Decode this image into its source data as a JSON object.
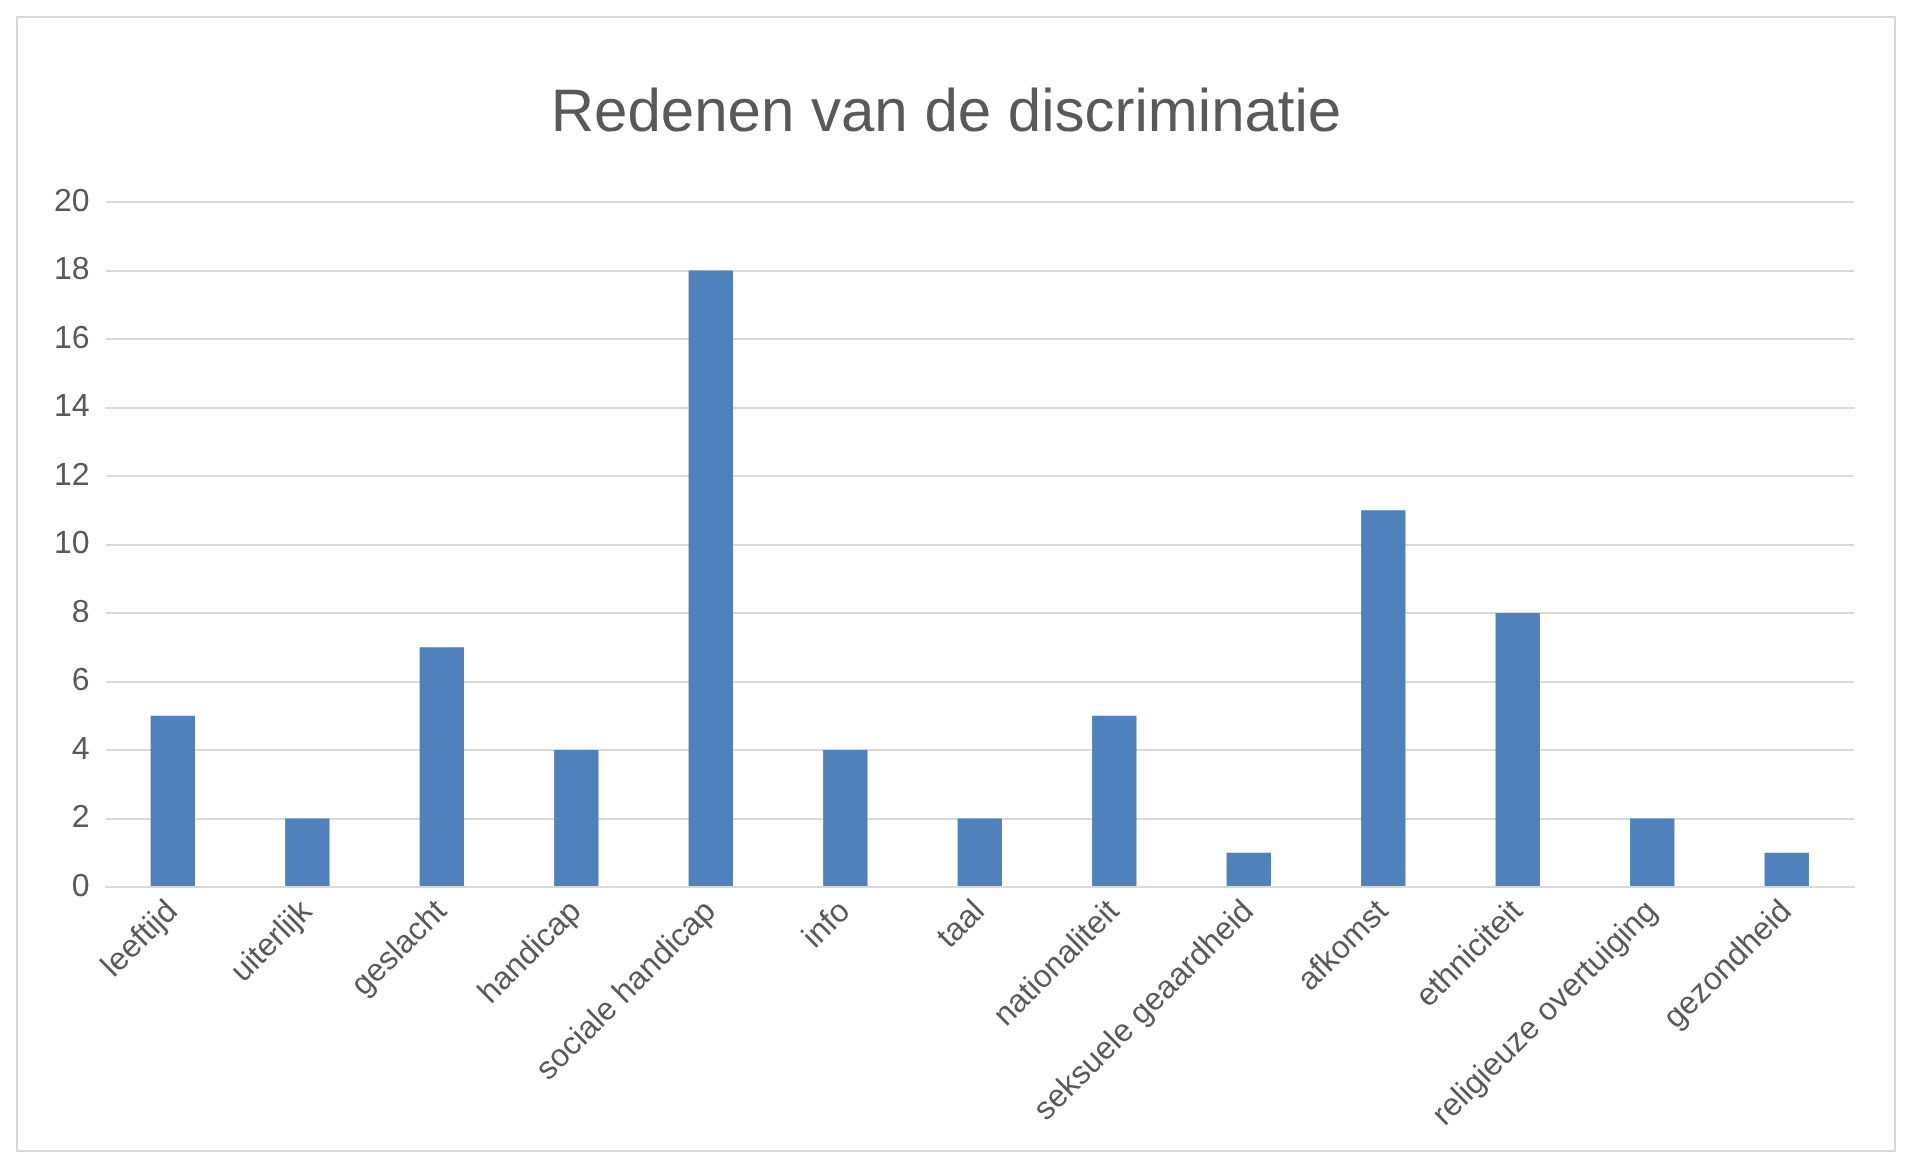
{
  "chart_data": {
    "type": "bar",
    "title": "Redenen van de discriminatie",
    "categories": [
      "leeftijd",
      "uiterlijk",
      "geslacht",
      "handicap",
      "sociale handicap",
      "info",
      "taal",
      "nationaliteit",
      "seksuele geaardheid",
      "afkomst",
      "ethniciteit",
      "religieuze overtuiging",
      "gezondheid"
    ],
    "values": [
      5,
      2,
      7,
      4,
      18,
      4,
      2,
      5,
      1,
      11,
      8,
      2,
      1
    ],
    "color": "#4f81bd",
    "ylim": [
      0,
      20
    ],
    "yticks": [
      0,
      2,
      4,
      6,
      8,
      10,
      12,
      14,
      16,
      18,
      20
    ],
    "grid": "y",
    "legend": false
  }
}
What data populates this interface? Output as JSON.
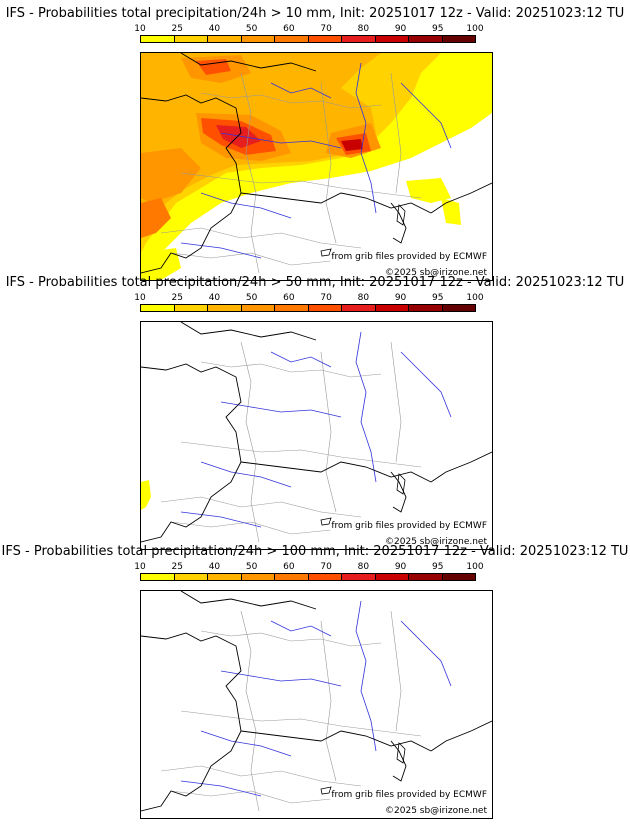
{
  "colorbar": {
    "ticks": [
      "10",
      "25",
      "40",
      "50",
      "60",
      "70",
      "80",
      "90",
      "95",
      "100"
    ],
    "colors": [
      "#ffff00",
      "#ffd200",
      "#ffb400",
      "#ff9600",
      "#ff7800",
      "#ff5000",
      "#e61e1e",
      "#c80000",
      "#960000",
      "#640000"
    ]
  },
  "panels": [
    {
      "title": "IFS - Probabilities total precipitation/24h > 10 mm, Init: 20251017 12z - Valid: 20251023:12 TU",
      "threshold_mm": 10,
      "credit_source": "from grib files provided by ECMWF",
      "credit_copyright": "©2025 sb@irizone.net"
    },
    {
      "title": "IFS - Probabilities total precipitation/24h > 50 mm, Init: 20251017 12z - Valid: 20251023:12 TU",
      "threshold_mm": 50,
      "credit_source": "from grib files provided by ECMWF",
      "credit_copyright": "©2025 sb@irizone.net"
    },
    {
      "title": "IFS - Probabilities total precipitation/24h > 100 mm, Init: 20251017 12z - Valid: 20251023:12 TU",
      "threshold_mm": 100,
      "credit_source": "from grib files provided by ECMWF",
      "credit_copyright": "©2025 sb@irizone.net"
    }
  ],
  "colors": {
    "coast": "#000000",
    "rivers": "#3333dd",
    "borders": "#999999"
  }
}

__________

* **WHAT THE EXERCISE ASKS**:
All of the material above should be reproduced exactly, except the pictures.

* **SOLUTION FOR THIS TASK**:
Decode this image into its source data as a JSON object.
{
  "chart_data": {
    "type": "bar",
    "title": "Redenen van de discriminatie",
    "categories": [
      "leeftijd",
      "uiterlijk",
      "geslacht",
      "handicap",
      "sociale handicap",
      "info",
      "taal",
      "nationaliteit",
      "seksuele geaardheid",
      "afkomst",
      "ethniciteit",
      "religieuze overtuiging",
      "gezondheid"
    ],
    "values": [
      5,
      2,
      7,
      4,
      18,
      4,
      2,
      5,
      1,
      11,
      8,
      2,
      1
    ],
    "color": "#4f81bd",
    "ylim": [
      0,
      20
    ],
    "yticks": [
      0,
      2,
      4,
      6,
      8,
      10,
      12,
      14,
      16,
      18,
      20
    ],
    "grid": "y",
    "legend": false
  }
}
What data populates this interface? Output as JSON.
{
  "colorbar": {
    "ticks": [
      "10",
      "25",
      "40",
      "50",
      "60",
      "70",
      "80",
      "90",
      "95",
      "100"
    ],
    "colors": [
      "#ffff00",
      "#ffd200",
      "#ffb400",
      "#ff9600",
      "#ff7800",
      "#ff5000",
      "#e61e1e",
      "#c80000",
      "#960000",
      "#640000"
    ]
  },
  "panels": [
    {
      "title": "IFS - Probabilities total precipitation/24h > 10 mm, Init: 20251017 12z - Valid: 20251023:12 TU",
      "threshold_mm": 10,
      "credit_source": "from grib files provided by ECMWF",
      "credit_copyright": "©2025 sb@irizone.net"
    },
    {
      "title": "IFS - Probabilities total precipitation/24h > 50 mm, Init: 20251017 12z - Valid: 20251023:12 TU",
      "threshold_mm": 50,
      "credit_source": "from grib files provided by ECMWF",
      "credit_copyright": "©2025 sb@irizone.net"
    },
    {
      "title": "IFS - Probabilities total precipitation/24h > 100 mm, Init: 20251017 12z - Valid: 20251023:12 TU",
      "threshold_mm": 100,
      "credit_source": "from grib files provided by ECMWF",
      "credit_copyright": "©2025 sb@irizone.net"
    }
  ],
  "colors": {
    "coast": "#000000",
    "rivers": "#3333dd",
    "borders": "#999999"
  }
}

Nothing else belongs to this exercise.